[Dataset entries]
───

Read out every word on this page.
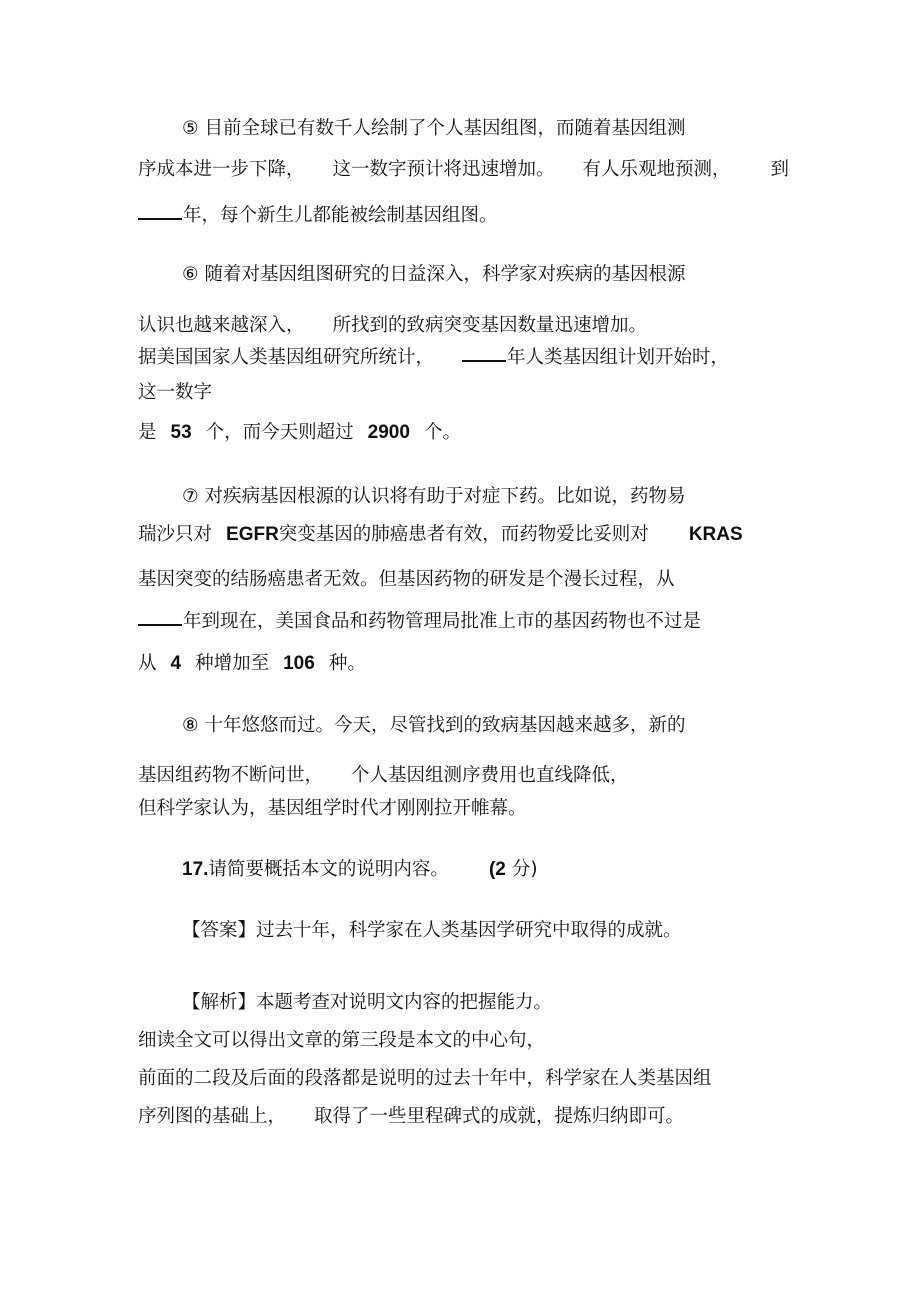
⑤ 目前全球已有数千人绘制了个人基因组图，而随着基因组测
序成本进一步下降， 这一数字预计将迅速增加。 有人乐观地预测， 到
年，每个新生儿都能被绘制基因组图。
⑥ 随着对基因组图研究的日益深入，科学家对疾病的基因根源
认识也越来越深入， 所找到的致病突变基因数量迅速增加。
据美国国家人类基因组研究所统计，	年人类基因组计划开始时，
这一数字
是 53 个，而今天则超过 2900 个。
⑦ 对疾病基因根源的认识将有助于对症下药。比如说，药物易
瑞沙只对 EGFR突变基因的肺癌患者有效，而药物爱比妥则对 KRAS
基因突变的结肠癌患者无效。但基因药物的研发是个漫长过程，从
年到现在，美国食品和药物管理局批准上市的基因药物也不过是
从 4 种增加至 106 种。
⑧ 十年悠悠而过。今天，尽管找到的致病基因越来越多，新的
基因组药物不断问世， 个人基因组测序费用也直线降低，
但科学家认为，基因组学时代才刚刚拉开帷幕。
17.请简要概括本文的说明内容。 (2 分)
【答案】过去十年，科学家在人类基因学研究中取得的成就。
【解析】本题考查对说明文内容的把握能力。
细读全文可以得出文章的第三段是本文的中心句，
前面的二段及后面的段落都是说明的过去十年中，科学家在人类基因组
序列图的基础上， 取得了一些里程碑式的成就，提炼归纳即可。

───

→ What to produce: Using the records above, retype everything exactly except the pictures.

→ Task result:
Read out every word on this page.
⑤ 目前全球已有数千人绘制了个人基因组图，而随着基因组测
序成本进一步下降， 这一数字预计将迅速增加。 有人乐观地预测， 到
年，每个新生儿都能被绘制基因组图。
⑥ 随着对基因组图研究的日益深入，科学家对疾病的基因根源
认识也越来越深入， 所找到的致病突变基因数量迅速增加。
据美国国家人类基因组研究所统计，	年人类基因组计划开始时，
这一数字
是 53 个，而今天则超过 2900 个。
⑦ 对疾病基因根源的认识将有助于对症下药。比如说，药物易
瑞沙只对 EGFR突变基因的肺癌患者有效，而药物爱比妥则对 KRAS
基因突变的结肠癌患者无效。但基因药物的研发是个漫长过程，从
年到现在，美国食品和药物管理局批准上市的基因药物也不过是
从 4 种增加至 106 种。
⑧ 十年悠悠而过。今天，尽管找到的致病基因越来越多，新的
基因组药物不断问世， 个人基因组测序费用也直线降低，
但科学家认为，基因组学时代才刚刚拉开帷幕。
17.请简要概括本文的说明内容。 (2 分)
【答案】过去十年，科学家在人类基因学研究中取得的成就。
【解析】本题考查对说明文内容的把握能力。
细读全文可以得出文章的第三段是本文的中心句，
前面的二段及后面的段落都是说明的过去十年中，科学家在人类基因组
序列图的基础上， 取得了一些里程碑式的成就，提炼归纳即可。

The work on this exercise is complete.